• **DO THIS**: Return all of the data exactly as given.

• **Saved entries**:

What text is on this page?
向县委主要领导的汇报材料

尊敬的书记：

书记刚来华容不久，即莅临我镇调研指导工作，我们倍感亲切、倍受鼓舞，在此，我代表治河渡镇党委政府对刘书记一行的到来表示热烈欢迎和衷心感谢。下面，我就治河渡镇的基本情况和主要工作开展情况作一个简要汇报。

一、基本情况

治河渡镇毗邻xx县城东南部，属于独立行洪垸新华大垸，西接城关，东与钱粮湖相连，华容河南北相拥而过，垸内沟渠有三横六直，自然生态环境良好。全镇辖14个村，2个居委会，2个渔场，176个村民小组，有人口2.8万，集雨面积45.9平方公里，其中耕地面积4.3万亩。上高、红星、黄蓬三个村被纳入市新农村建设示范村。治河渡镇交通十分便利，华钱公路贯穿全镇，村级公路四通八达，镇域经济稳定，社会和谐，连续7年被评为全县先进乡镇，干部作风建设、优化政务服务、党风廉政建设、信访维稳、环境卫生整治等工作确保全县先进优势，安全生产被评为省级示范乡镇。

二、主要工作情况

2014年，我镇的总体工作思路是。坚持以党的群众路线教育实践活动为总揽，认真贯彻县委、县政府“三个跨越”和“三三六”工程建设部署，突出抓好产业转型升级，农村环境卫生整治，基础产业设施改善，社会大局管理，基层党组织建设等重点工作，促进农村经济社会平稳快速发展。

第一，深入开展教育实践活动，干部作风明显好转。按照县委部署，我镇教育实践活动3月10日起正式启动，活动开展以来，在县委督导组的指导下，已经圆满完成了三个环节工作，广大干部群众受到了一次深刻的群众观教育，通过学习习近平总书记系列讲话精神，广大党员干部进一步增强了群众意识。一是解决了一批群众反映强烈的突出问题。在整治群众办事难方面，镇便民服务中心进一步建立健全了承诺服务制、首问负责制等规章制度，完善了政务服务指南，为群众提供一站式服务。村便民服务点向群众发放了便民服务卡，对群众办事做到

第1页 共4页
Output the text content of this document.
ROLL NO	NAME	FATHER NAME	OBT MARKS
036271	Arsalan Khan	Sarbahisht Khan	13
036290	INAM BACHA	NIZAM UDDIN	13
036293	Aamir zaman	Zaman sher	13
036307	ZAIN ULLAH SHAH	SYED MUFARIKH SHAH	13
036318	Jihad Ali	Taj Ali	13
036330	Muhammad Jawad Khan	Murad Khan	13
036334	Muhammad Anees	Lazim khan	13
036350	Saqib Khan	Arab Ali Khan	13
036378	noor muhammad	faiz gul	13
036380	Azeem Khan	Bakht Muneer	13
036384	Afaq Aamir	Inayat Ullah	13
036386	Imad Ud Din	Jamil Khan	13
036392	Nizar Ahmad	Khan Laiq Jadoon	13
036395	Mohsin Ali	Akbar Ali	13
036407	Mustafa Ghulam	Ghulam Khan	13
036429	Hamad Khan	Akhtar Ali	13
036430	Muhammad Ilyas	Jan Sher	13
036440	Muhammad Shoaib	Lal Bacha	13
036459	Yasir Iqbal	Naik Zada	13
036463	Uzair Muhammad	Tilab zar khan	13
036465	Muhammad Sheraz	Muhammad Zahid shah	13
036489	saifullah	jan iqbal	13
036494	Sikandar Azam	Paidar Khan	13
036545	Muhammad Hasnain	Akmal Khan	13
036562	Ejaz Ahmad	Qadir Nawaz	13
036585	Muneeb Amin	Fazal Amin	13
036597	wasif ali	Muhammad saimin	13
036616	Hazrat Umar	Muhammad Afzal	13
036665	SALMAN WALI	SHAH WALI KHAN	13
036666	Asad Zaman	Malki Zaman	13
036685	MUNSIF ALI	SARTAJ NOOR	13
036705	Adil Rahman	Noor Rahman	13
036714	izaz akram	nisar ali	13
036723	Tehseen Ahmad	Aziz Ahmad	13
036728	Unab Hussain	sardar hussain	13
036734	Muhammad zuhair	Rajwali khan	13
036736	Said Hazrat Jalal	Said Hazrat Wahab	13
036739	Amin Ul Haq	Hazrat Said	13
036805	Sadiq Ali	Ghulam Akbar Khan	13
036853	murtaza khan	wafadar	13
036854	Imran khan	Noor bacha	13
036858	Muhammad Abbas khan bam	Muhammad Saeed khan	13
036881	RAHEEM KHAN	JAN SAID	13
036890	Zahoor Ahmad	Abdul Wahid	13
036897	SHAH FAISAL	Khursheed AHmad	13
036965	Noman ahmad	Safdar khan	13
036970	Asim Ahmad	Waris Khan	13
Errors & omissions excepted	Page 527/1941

• **EXERCISE OUTPUT**:
What text is on this page?
向县委主要领导的汇报材料

尊敬的书记：

书记刚来华容不久，即莅临我镇调研指导工作，我们倍感亲切、倍受鼓舞，在此，我代表治河渡镇党委政府对刘书记一行的到来表示热烈欢迎和衷心感谢。下面，我就治河渡镇的基本情况和主要工作开展情况作一个简要汇报。

一、基本情况

治河渡镇毗邻xx县城东南部，属于独立行洪垸新华大垸，西接城关，东与钱粮湖相连，华容河南北相拥而过，垸内沟渠有三横六直，自然生态环境良好。全镇辖14个村，2个居委会，2个渔场，176个村民小组，有人口2.8万，集雨面积45.9平方公里，其中耕地面积4.3万亩。上高、红星、黄蓬三个村被纳入市新农村建设示范村。治河渡镇交通十分便利，华钱公路贯穿全镇，村级公路四通八达，镇域经济稳定，社会和谐，连续7年被评为全县先进乡镇，干部作风建设、优化政务服务、党风廉政建设、信访维稳、环境卫生整治等工作确保全县先进优势，安全生产被评为省级示范乡镇。

二、主要工作情况

2014年，我镇的总体工作思路是。坚持以党的群众路线教育实践活动为总揽，认真贯彻县委、县政府“三个跨越”和“三三六”工程建设部署，突出抓好产业转型升级，农村环境卫生整治，基础产业设施改善，社会大局管理，基层党组织建设等重点工作，促进农村经济社会平稳快速发展。

第一，深入开展教育实践活动，干部作风明显好转。按照县委部署，我镇教育实践活动3月10日起正式启动，活动开展以来，在县委督导组的指导下，已经圆满完成了三个环节工作，广大干部群众受到了一次深刻的群众观教育，通过学习习近平总书记系列讲话精神，广大党员干部进一步增强了群众意识。一是解决了一批群众反映强烈的突出问题。在整治群众办事难方面，镇便民服务中心进一步建立健全了承诺服务制、首问负责制等规章制度，完善了政务服务指南，为群众提供一站式服务。村便民服务点向群众发放了便民服务卡，对群众办事做到

第1页 共4页
Output the text content of this document.
ROLL NO	NAME	FATHER NAME	OBT MARKS
036271	Arsalan Khan	Sarbahisht Khan	13
036290	INAM BACHA	NIZAM UDDIN	13
036293	Aamir zaman	Zaman sher	13
036307	ZAIN ULLAH SHAH	SYED MUFARIKH SHAH	13
036318	Jihad Ali	Taj Ali	13
036330	Muhammad Jawad Khan	Murad Khan	13
036334	Muhammad Anees	Lazim khan	13
036350	Saqib Khan	Arab Ali Khan	13
036378	noor muhammad	faiz gul	13
036380	Azeem Khan	Bakht Muneer	13
036384	Afaq Aamir	Inayat Ullah	13
036386	Imad Ud Din	Jamil Khan	13
036392	Nizar Ahmad	Khan Laiq Jadoon	13
036395	Mohsin Ali	Akbar Ali	13
036407	Mustafa Ghulam	Ghulam Khan	13
036429	Hamad Khan	Akhtar Ali	13
036430	Muhammad Ilyas	Jan Sher	13
036440	Muhammad Shoaib	Lal Bacha	13
036459	Yasir Iqbal	Naik Zada	13
036463	Uzair Muhammad	Tilab zar khan	13
036465	Muhammad Sheraz	Muhammad Zahid shah	13
036489	saifullah	jan iqbal	13
036494	Sikandar Azam	Paidar Khan	13
036545	Muhammad Hasnain	Akmal Khan	13
036562	Ejaz Ahmad	Qadir Nawaz	13
036585	Muneeb Amin	Fazal Amin	13
036597	wasif ali	Muhammad saimin	13
036616	Hazrat Umar	Muhammad Afzal	13
036665	SALMAN WALI	SHAH WALI KHAN	13
036666	Asad Zaman	Malki Zaman	13
036685	MUNSIF ALI	SARTAJ NOOR	13
036705	Adil Rahman	Noor Rahman	13
036714	izaz akram	nisar ali	13
036723	Tehseen Ahmad	Aziz Ahmad	13
036728	Unab Hussain	sardar hussain	13
036734	Muhammad zuhair	Rajwali khan	13
036736	Said Hazrat Jalal	Said Hazrat Wahab	13
036739	Amin Ul Haq	Hazrat Said	13
036805	Sadiq Ali	Ghulam Akbar Khan	13
036853	murtaza khan	wafadar	13
036854	Imran khan	Noor bacha	13
036858	Muhammad Abbas khan bam	Muhammad Saeed khan	13
036881	RAHEEM KHAN	JAN SAID	13
036890	Zahoor Ahmad	Abdul Wahid	13
036897	SHAH FAISAL	Khursheed AHmad	13
036965	Noman ahmad	Safdar khan	13
036970	Asim Ahmad	Waris Khan	13
Errors & omissions excepted	Page 527/1941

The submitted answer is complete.